**Required work**
Pick out every line in the listing below that contains the string `ticks`, and copy each of those lines unchanged.

**Material provided**
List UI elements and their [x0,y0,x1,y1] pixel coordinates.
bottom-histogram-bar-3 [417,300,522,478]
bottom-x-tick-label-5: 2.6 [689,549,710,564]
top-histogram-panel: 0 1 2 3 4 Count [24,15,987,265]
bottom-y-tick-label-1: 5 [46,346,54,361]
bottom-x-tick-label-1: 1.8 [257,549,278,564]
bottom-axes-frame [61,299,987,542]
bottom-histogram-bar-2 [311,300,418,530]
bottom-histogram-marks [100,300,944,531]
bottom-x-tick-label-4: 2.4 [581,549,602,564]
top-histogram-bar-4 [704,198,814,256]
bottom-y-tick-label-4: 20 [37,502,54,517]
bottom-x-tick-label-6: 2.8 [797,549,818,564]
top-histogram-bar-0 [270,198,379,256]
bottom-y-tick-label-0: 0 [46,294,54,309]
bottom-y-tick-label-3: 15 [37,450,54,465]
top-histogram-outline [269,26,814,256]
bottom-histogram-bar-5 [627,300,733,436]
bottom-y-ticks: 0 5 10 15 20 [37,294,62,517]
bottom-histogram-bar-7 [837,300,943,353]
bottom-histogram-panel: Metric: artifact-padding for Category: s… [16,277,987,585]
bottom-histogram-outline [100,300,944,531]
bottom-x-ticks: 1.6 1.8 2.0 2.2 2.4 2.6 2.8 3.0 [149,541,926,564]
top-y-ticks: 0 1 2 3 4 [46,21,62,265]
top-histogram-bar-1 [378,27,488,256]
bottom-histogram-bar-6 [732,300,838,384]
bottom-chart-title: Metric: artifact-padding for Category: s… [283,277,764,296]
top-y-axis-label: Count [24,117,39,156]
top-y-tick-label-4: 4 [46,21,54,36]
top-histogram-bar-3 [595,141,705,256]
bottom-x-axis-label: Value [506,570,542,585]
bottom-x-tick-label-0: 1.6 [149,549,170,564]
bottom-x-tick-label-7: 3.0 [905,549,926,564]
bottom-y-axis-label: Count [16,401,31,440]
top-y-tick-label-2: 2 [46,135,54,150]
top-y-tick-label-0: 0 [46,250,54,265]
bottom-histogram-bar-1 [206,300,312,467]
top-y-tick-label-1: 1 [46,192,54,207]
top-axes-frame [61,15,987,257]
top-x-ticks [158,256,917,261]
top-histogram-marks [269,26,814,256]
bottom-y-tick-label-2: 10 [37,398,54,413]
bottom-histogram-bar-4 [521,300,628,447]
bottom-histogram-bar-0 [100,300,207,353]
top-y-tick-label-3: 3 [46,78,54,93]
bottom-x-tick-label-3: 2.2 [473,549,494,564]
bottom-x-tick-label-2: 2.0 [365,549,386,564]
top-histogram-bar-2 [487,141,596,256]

**Written answer**
bottom-y-ticks: 0 5 10 15 20 [37,294,62,517]
bottom-x-ticks: 1.6 1.8 2.0 2.2 2.4 2.6 2.8 3.0 [149,541,926,564]
top-y-ticks: 0 1 2 3 4 [46,21,62,265]
top-x-ticks [158,256,917,261]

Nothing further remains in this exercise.